Short task
Restate the entries word for word, omitting nothing.

Exercise data
================
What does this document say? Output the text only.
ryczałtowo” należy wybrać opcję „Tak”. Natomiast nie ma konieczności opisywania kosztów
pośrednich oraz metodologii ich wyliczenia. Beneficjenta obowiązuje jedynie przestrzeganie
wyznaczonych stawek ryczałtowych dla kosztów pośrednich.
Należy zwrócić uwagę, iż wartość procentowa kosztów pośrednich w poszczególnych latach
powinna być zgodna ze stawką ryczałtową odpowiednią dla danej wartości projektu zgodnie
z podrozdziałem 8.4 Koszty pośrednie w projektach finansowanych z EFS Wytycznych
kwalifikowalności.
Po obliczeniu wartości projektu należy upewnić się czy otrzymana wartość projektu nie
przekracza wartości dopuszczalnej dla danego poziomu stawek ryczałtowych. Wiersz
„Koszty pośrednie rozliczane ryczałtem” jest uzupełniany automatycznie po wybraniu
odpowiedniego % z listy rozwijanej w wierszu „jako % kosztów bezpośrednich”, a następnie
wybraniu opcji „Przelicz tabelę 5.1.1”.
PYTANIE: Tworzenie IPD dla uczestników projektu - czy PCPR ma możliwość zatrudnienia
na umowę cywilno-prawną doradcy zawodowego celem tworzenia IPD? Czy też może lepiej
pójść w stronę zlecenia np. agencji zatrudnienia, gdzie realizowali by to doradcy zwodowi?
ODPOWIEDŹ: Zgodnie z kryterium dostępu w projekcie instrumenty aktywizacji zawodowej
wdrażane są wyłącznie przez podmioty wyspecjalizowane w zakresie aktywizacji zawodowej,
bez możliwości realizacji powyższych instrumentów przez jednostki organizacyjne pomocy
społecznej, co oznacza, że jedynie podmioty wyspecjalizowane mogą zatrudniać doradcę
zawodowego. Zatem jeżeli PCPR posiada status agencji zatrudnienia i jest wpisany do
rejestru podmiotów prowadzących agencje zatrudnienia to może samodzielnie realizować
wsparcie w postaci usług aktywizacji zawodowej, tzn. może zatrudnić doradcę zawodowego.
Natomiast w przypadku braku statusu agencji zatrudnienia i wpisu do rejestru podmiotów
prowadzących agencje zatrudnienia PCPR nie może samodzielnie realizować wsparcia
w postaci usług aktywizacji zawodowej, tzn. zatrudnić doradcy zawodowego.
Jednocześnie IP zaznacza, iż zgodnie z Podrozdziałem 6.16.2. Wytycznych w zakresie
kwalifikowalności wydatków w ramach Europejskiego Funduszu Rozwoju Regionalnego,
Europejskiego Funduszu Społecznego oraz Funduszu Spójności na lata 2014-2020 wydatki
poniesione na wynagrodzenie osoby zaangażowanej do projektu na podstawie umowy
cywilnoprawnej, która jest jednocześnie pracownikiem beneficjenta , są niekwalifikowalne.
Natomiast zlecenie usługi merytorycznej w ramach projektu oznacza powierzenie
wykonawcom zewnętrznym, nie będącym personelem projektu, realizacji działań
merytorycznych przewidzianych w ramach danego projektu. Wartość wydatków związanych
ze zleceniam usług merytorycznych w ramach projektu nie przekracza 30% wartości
================
Final answer
What does this document say? Output the text only.
ryczałtowo” należy wybrać opcję „Tak”. Natomiast nie ma konieczności opisywania kosztów
pośrednich oraz metodologii ich wyliczenia. Beneficjenta obowiązuje jedynie przestrzeganie
wyznaczonych stawek ryczałtowych dla kosztów pośrednich.
Należy zwrócić uwagę, iż wartość procentowa kosztów pośrednich w poszczególnych latach
powinna być zgodna ze stawką ryczałtową odpowiednią dla danej wartości projektu zgodnie
z podrozdziałem 8.4 Koszty pośrednie w projektach finansowanych z EFS Wytycznych
kwalifikowalności.
Po obliczeniu wartości projektu należy upewnić się czy otrzymana wartość projektu nie
przekracza wartości dopuszczalnej dla danego poziomu stawek ryczałtowych. Wiersz
„Koszty pośrednie rozliczane ryczałtem” jest uzupełniany automatycznie po wybraniu
odpowiedniego % z listy rozwijanej w wierszu „jako % kosztów bezpośrednich”, a następnie
wybraniu opcji „Przelicz tabelę 5.1.1”.
PYTANIE: Tworzenie IPD dla uczestników projektu - czy PCPR ma możliwość zatrudnienia
na umowę cywilno-prawną doradcy zawodowego celem tworzenia IPD? Czy też może lepiej
pójść w stronę zlecenia np. agencji zatrudnienia, gdzie realizowali by to doradcy zwodowi?
ODPOWIEDŹ: Zgodnie z kryterium dostępu w projekcie instrumenty aktywizacji zawodowej
wdrażane są wyłącznie przez podmioty wyspecjalizowane w zakresie aktywizacji zawodowej,
bez możliwości realizacji powyższych instrumentów przez jednostki organizacyjne pomocy
społecznej, co oznacza, że jedynie podmioty wyspecjalizowane mogą zatrudniać doradcę
zawodowego. Zatem jeżeli PCPR posiada status agencji zatrudnienia i jest wpisany do
rejestru podmiotów prowadzących agencje zatrudnienia to może samodzielnie realizować
wsparcie w postaci usług aktywizacji zawodowej, tzn. może zatrudnić doradcę zawodowego.
Natomiast w przypadku braku statusu agencji zatrudnienia i wpisu do rejestru podmiotów
prowadzących agencje zatrudnienia PCPR nie może samodzielnie realizować wsparcia
w postaci usług aktywizacji zawodowej, tzn. zatrudnić doradcy zawodowego.
Jednocześnie IP zaznacza, iż zgodnie z Podrozdziałem 6.16.2. Wytycznych w zakresie
kwalifikowalności wydatków w ramach Europejskiego Funduszu Rozwoju Regionalnego,
Europejskiego Funduszu Społecznego oraz Funduszu Spójności na lata 2014-2020 wydatki
poniesione na wynagrodzenie osoby zaangażowanej do projektu na podstawie umowy
cywilnoprawnej, która jest jednocześnie pracownikiem beneficjenta , są niekwalifikowalne.
Natomiast zlecenie usługi merytorycznej w ramach projektu oznacza powierzenie
wykonawcom zewnętrznym, nie będącym personelem projektu, realizacji działań
merytorycznych przewidzianych w ramach danego projektu. Wartość wydatków związanych
ze zleceniam usług merytorycznych w ramach projektu nie przekracza 30% wartości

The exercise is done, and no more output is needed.